### PROBLEM DETAILS:
Reproduce the following records exactly from the line containing "Give me a plain-text" onward, ending with the last line and including it.

### DATA FOR PROCESSING:
☆ ☆ ☆ ☆ ☆

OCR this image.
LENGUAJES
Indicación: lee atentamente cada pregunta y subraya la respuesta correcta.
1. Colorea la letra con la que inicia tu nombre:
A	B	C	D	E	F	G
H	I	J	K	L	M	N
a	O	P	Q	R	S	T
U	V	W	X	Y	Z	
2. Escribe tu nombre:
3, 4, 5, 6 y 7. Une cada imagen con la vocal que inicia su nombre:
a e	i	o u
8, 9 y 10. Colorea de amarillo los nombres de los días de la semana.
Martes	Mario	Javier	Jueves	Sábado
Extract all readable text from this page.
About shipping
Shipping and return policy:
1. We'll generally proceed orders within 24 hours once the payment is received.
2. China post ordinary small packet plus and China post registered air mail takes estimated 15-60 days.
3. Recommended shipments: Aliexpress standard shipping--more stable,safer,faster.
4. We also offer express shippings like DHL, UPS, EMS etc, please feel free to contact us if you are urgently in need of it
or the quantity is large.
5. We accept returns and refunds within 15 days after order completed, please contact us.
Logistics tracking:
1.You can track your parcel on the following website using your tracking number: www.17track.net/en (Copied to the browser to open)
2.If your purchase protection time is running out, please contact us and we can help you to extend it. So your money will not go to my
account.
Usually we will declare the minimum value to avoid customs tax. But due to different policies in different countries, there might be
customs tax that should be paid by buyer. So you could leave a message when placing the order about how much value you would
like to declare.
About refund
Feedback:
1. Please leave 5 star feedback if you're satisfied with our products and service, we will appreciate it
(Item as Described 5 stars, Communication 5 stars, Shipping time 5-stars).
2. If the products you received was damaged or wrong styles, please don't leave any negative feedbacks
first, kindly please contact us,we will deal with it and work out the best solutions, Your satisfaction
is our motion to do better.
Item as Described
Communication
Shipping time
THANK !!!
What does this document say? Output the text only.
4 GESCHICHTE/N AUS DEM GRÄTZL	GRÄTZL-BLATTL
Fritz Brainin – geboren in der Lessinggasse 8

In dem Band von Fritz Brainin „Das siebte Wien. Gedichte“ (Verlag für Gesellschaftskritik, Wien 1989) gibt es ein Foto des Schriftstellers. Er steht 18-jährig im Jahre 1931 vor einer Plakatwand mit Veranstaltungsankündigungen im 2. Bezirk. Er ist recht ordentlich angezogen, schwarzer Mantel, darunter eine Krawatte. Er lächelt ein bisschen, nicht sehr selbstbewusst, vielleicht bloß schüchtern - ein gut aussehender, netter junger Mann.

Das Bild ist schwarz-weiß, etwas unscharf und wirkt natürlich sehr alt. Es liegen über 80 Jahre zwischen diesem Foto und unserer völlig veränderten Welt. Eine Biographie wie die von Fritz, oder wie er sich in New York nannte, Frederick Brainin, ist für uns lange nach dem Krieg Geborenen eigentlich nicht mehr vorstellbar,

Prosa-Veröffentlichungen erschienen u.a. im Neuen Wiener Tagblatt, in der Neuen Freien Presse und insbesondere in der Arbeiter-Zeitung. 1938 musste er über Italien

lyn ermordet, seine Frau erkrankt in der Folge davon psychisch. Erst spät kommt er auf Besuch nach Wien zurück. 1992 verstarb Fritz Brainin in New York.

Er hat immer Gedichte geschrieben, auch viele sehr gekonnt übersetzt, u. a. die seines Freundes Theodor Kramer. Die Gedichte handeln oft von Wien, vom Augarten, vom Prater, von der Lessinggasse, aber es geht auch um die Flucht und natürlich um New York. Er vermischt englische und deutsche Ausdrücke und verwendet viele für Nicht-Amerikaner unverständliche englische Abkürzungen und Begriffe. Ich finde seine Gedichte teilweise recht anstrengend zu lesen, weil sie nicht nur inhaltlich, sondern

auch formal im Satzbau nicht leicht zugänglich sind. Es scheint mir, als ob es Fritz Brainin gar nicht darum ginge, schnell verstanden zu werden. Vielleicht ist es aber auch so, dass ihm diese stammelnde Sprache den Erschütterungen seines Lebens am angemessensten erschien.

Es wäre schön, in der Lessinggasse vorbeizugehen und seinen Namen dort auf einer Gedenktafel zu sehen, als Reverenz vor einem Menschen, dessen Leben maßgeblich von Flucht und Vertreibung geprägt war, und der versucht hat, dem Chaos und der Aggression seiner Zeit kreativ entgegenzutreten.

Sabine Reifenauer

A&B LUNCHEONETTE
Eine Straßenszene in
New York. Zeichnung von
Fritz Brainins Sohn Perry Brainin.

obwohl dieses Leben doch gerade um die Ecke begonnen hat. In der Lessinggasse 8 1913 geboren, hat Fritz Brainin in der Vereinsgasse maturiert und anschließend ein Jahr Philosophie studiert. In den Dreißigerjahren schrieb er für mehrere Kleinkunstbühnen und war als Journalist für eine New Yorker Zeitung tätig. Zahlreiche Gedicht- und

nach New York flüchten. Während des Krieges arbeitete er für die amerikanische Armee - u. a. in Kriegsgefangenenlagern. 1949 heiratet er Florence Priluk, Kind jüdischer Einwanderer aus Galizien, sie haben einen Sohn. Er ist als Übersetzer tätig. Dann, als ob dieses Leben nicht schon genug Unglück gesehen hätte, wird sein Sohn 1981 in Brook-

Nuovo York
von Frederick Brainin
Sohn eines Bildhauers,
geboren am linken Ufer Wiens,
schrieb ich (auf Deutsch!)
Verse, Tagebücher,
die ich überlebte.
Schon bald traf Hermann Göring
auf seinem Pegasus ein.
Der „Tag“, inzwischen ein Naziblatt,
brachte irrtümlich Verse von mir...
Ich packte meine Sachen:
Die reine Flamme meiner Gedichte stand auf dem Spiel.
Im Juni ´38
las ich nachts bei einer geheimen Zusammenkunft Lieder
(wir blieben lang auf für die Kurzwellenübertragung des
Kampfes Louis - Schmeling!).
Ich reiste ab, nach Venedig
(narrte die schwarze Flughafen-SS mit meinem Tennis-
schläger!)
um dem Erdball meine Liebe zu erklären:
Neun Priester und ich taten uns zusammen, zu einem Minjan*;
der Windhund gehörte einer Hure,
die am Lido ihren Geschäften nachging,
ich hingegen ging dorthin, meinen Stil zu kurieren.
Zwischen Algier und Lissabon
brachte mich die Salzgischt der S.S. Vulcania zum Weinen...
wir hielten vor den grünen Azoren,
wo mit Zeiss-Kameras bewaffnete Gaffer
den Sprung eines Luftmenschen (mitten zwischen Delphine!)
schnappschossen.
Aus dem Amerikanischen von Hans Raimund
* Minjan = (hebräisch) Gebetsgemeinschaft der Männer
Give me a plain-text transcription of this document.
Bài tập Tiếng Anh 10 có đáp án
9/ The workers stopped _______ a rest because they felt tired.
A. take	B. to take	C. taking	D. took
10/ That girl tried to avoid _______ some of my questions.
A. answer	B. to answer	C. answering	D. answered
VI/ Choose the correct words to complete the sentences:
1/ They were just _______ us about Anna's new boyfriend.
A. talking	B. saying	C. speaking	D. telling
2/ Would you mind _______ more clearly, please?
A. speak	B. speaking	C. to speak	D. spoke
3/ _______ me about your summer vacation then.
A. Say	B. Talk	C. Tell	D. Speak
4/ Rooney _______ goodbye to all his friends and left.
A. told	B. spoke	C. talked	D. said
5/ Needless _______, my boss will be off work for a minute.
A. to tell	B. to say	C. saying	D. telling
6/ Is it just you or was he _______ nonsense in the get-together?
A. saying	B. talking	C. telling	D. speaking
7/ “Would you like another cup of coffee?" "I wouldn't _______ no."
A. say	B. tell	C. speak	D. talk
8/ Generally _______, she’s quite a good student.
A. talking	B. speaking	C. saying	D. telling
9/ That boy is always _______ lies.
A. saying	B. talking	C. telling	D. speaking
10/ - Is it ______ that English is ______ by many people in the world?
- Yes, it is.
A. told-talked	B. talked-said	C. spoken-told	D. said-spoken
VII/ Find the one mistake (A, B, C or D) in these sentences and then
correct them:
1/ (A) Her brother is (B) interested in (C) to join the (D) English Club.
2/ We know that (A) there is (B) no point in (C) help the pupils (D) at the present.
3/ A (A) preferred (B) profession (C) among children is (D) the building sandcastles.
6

☆ ☆ ☆ ☆ ☆

### EXERCISE RESPONSE:
Give me a plain-text transcription of this document.
Bài tập Tiếng Anh 10 có đáp án
9/ The workers stopped _______ a rest because they felt tired.
A. take	B. to take	C. taking	D. took
10/ That girl tried to avoid _______ some of my questions.
A. answer	B. to answer	C. answering	D. answered
VI/ Choose the correct words to complete the sentences:
1/ They were just _______ us about Anna's new boyfriend.
A. talking	B. saying	C. speaking	D. telling
2/ Would you mind _______ more clearly, please?
A. speak	B. speaking	C. to speak	D. spoke
3/ _______ me about your summer vacation then.
A. Say	B. Talk	C. Tell	D. Speak
4/ Rooney _______ goodbye to all his friends and left.
A. told	B. spoke	C. talked	D. said
5/ Needless _______, my boss will be off work for a minute.
A. to tell	B. to say	C. saying	D. telling
6/ Is it just you or was he _______ nonsense in the get-together?
A. saying	B. talking	C. telling	D. speaking
7/ “Would you like another cup of coffee?" "I wouldn't _______ no."
A. say	B. tell	C. speak	D. talk
8/ Generally _______, she’s quite a good student.
A. talking	B. speaking	C. saying	D. telling
9/ That boy is always _______ lies.
A. saying	B. talking	C. telling	D. speaking
10/ - Is it ______ that English is ______ by many people in the world?
- Yes, it is.
A. told-talked	B. talked-said	C. spoken-told	D. said-spoken
VII/ Find the one mistake (A, B, C or D) in these sentences and then
correct them:
1/ (A) Her brother is (B) interested in (C) to join the (D) English Club.
2/ We know that (A) there is (B) no point in (C) help the pupils (D) at the present.
3/ A (A) preferred (B) profession (C) among children is (D) the building sandcastles.
6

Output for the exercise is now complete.